- _AIM OF THE EXERCISE_: Find the lines containing the word "values" and copy every one of them.

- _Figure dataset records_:
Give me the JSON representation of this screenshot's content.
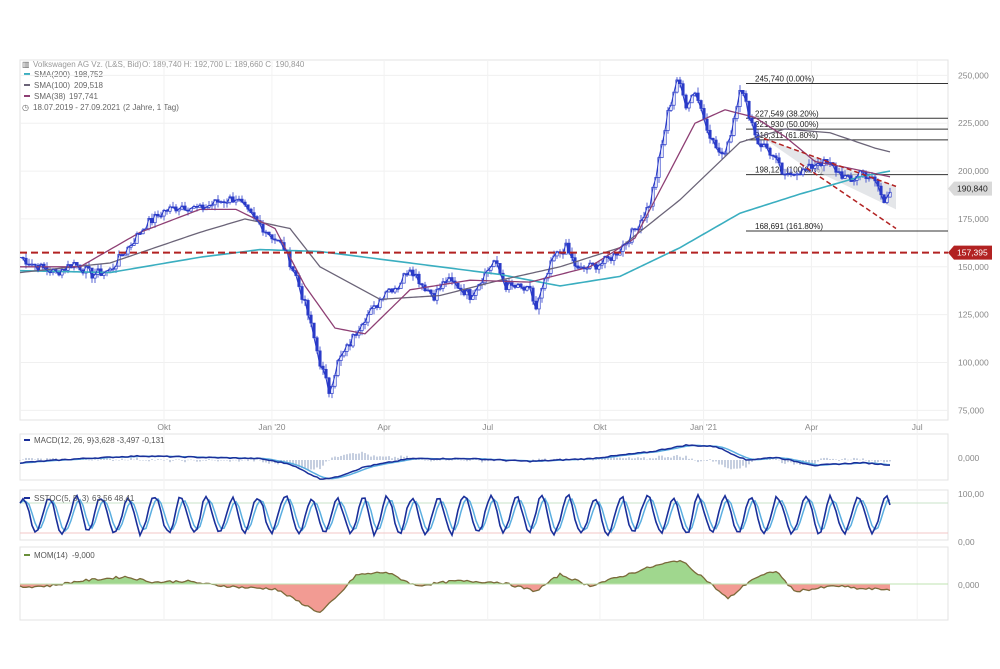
{
  "header": {
    "title": "Volkswagen AG Vz. (L&S, Bid)",
    "ohlc": "O: 189,740  H: 192,700  L: 189,660  C: 190,840",
    "sma200": {
      "label": "SMA(200)",
      "value": "198,752",
      "color": "#3aaec0"
    },
    "sma100": {
      "label": "SMA(100)",
      "value": "209,518",
      "color": "#6b6478"
    },
    "sma38": {
      "label": "SMA(38)",
      "value": "197,741",
      "color": "#8e3f74"
    },
    "range": "18.07.2019 - 27.09.2021",
    "period": "(2 Jahre, 1 Tag)"
  },
  "chart_data": {
    "type": "line",
    "x_ticks": [
      "Okt",
      "Jan '20",
      "Apr",
      "Jul",
      "Okt",
      "Jan '21",
      "Apr",
      "Jul"
    ],
    "price_axis": {
      "ticks": [
        "250,000",
        "225,000",
        "200,000",
        "175,000",
        "150,000",
        "125,000",
        "100,000",
        "75,000"
      ],
      "ylim": [
        70,
        258
      ]
    },
    "price_anchors": [
      [
        0,
        155
      ],
      [
        6,
        150
      ],
      [
        12,
        147
      ],
      [
        18,
        152
      ],
      [
        24,
        146
      ],
      [
        30,
        148
      ],
      [
        36,
        160
      ],
      [
        42,
        172
      ],
      [
        48,
        179
      ],
      [
        54,
        182
      ],
      [
        60,
        180
      ],
      [
        66,
        184
      ],
      [
        72,
        186
      ],
      [
        76,
        178
      ],
      [
        80,
        172
      ],
      [
        84,
        166
      ],
      [
        88,
        160
      ],
      [
        92,
        145
      ],
      [
        96,
        125
      ],
      [
        100,
        100
      ],
      [
        103,
        85
      ],
      [
        106,
        100
      ],
      [
        110,
        110
      ],
      [
        114,
        122
      ],
      [
        118,
        128
      ],
      [
        122,
        138
      ],
      [
        126,
        140
      ],
      [
        130,
        150
      ],
      [
        134,
        141
      ],
      [
        138,
        135
      ],
      [
        142,
        143
      ],
      [
        146,
        140
      ],
      [
        150,
        135
      ],
      [
        154,
        144
      ],
      [
        158,
        153
      ],
      [
        162,
        140
      ],
      [
        166,
        139
      ],
      [
        170,
        137
      ],
      [
        172,
        128
      ],
      [
        175,
        142
      ],
      [
        178,
        155
      ],
      [
        182,
        160
      ],
      [
        186,
        148
      ],
      [
        190,
        150
      ],
      [
        194,
        152
      ],
      [
        198,
        156
      ],
      [
        202,
        163
      ],
      [
        206,
        172
      ],
      [
        210,
        183
      ],
      [
        213,
        205
      ],
      [
        216,
        230
      ],
      [
        219,
        248
      ],
      [
        222,
        235
      ],
      [
        225,
        242
      ],
      [
        228,
        228
      ],
      [
        231,
        215
      ],
      [
        234,
        207
      ],
      [
        237,
        220
      ],
      [
        240,
        244
      ],
      [
        243,
        230
      ],
      [
        246,
        215
      ],
      [
        249,
        212
      ],
      [
        252,
        205
      ],
      [
        255,
        196
      ],
      [
        258,
        200
      ],
      [
        262,
        200
      ],
      [
        266,
        205
      ],
      [
        270,
        203
      ],
      [
        274,
        198
      ],
      [
        277,
        194
      ],
      [
        280,
        200
      ],
      [
        283,
        197
      ],
      [
        286,
        192
      ],
      [
        288,
        183
      ],
      [
        290,
        191
      ]
    ],
    "sma200_anchors": [
      [
        0,
        148
      ],
      [
        30,
        147
      ],
      [
        60,
        155
      ],
      [
        80,
        159
      ],
      [
        100,
        158
      ],
      [
        130,
        152
      ],
      [
        160,
        146
      ],
      [
        180,
        140
      ],
      [
        200,
        145
      ],
      [
        220,
        160
      ],
      [
        240,
        178
      ],
      [
        260,
        188
      ],
      [
        280,
        197
      ],
      [
        290,
        200
      ]
    ],
    "sma100_anchors": [
      [
        0,
        147
      ],
      [
        30,
        152
      ],
      [
        60,
        168
      ],
      [
        75,
        175
      ],
      [
        90,
        170
      ],
      [
        100,
        150
      ],
      [
        120,
        133
      ],
      [
        140,
        135
      ],
      [
        160,
        143
      ],
      [
        180,
        150
      ],
      [
        200,
        160
      ],
      [
        220,
        185
      ],
      [
        240,
        215
      ],
      [
        255,
        222
      ],
      [
        270,
        220
      ],
      [
        285,
        212
      ],
      [
        290,
        210
      ]
    ],
    "sma38_anchors": [
      [
        0,
        150
      ],
      [
        20,
        150
      ],
      [
        40,
        168
      ],
      [
        60,
        180
      ],
      [
        72,
        180
      ],
      [
        85,
        170
      ],
      [
        95,
        140
      ],
      [
        105,
        118
      ],
      [
        115,
        115
      ],
      [
        130,
        138
      ],
      [
        150,
        143
      ],
      [
        170,
        142
      ],
      [
        190,
        150
      ],
      [
        205,
        165
      ],
      [
        215,
        195
      ],
      [
        225,
        225
      ],
      [
        235,
        232
      ],
      [
        245,
        228
      ],
      [
        255,
        218
      ],
      [
        265,
        205
      ],
      [
        275,
        202
      ],
      [
        290,
        197
      ]
    ],
    "fibonacci": [
      {
        "label": "245,740 (0.00%)",
        "price": 245.74
      },
      {
        "label": "227,549 (38.20%)",
        "price": 227.55
      },
      {
        "label": "221,930 (50.00%)",
        "price": 221.93
      },
      {
        "label": "216,311 (61.80%)",
        "price": 216.31
      },
      {
        "label": "198,120 (100.00%)",
        "price": 198.12
      },
      {
        "label": "168,691 (161.80%)",
        "price": 168.69
      }
    ],
    "support_line": {
      "price": 157.395,
      "label": "157,395"
    },
    "last_price": {
      "price": 190.84,
      "label": "190,840"
    },
    "macd": {
      "label": "MACD(12, 26, 9)",
      "values": "-3,628  -3,497  -0,131",
      "axis_label": "0,000",
      "anchors": [
        [
          0,
          -2
        ],
        [
          20,
          1
        ],
        [
          40,
          3
        ],
        [
          60,
          2
        ],
        [
          80,
          1
        ],
        [
          90,
          -3
        ],
        [
          100,
          -14
        ],
        [
          105,
          -13
        ],
        [
          115,
          -5
        ],
        [
          130,
          1
        ],
        [
          150,
          1
        ],
        [
          170,
          -1
        ],
        [
          190,
          1
        ],
        [
          210,
          6
        ],
        [
          222,
          11
        ],
        [
          232,
          10
        ],
        [
          242,
          0
        ],
        [
          252,
          2
        ],
        [
          265,
          -4
        ],
        [
          280,
          -2
        ],
        [
          290,
          -3.6
        ]
      ]
    },
    "stoch": {
      "label": "SSTOC(5, 5, 3)",
      "values": "63,56  48,41",
      "axis_labels": [
        "100,00",
        "0,00"
      ]
    },
    "mom": {
      "label": "MOM(14)",
      "values": "-9,000",
      "axis_label": "0,000",
      "anchors": [
        [
          0,
          -5
        ],
        [
          10,
          -3
        ],
        [
          20,
          5
        ],
        [
          35,
          12
        ],
        [
          45,
          3
        ],
        [
          55,
          5
        ],
        [
          65,
          -2
        ],
        [
          75,
          -6
        ],
        [
          85,
          -8
        ],
        [
          95,
          -35
        ],
        [
          100,
          -48
        ],
        [
          106,
          -20
        ],
        [
          112,
          15
        ],
        [
          122,
          20
        ],
        [
          132,
          -3
        ],
        [
          145,
          5
        ],
        [
          160,
          3
        ],
        [
          172,
          -12
        ],
        [
          180,
          16
        ],
        [
          190,
          -3
        ],
        [
          200,
          12
        ],
        [
          210,
          28
        ],
        [
          220,
          40
        ],
        [
          228,
          10
        ],
        [
          236,
          -25
        ],
        [
          244,
          8
        ],
        [
          252,
          22
        ],
        [
          258,
          -12
        ],
        [
          265,
          -8
        ],
        [
          272,
          -3
        ],
        [
          280,
          -8
        ],
        [
          290,
          -9
        ]
      ]
    }
  }
}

- _ANSWER IN FULL_:
      "values": "-3,628  -3,497  -0,131",
      "values": "63,56  48,41",
      "values": "-9,000",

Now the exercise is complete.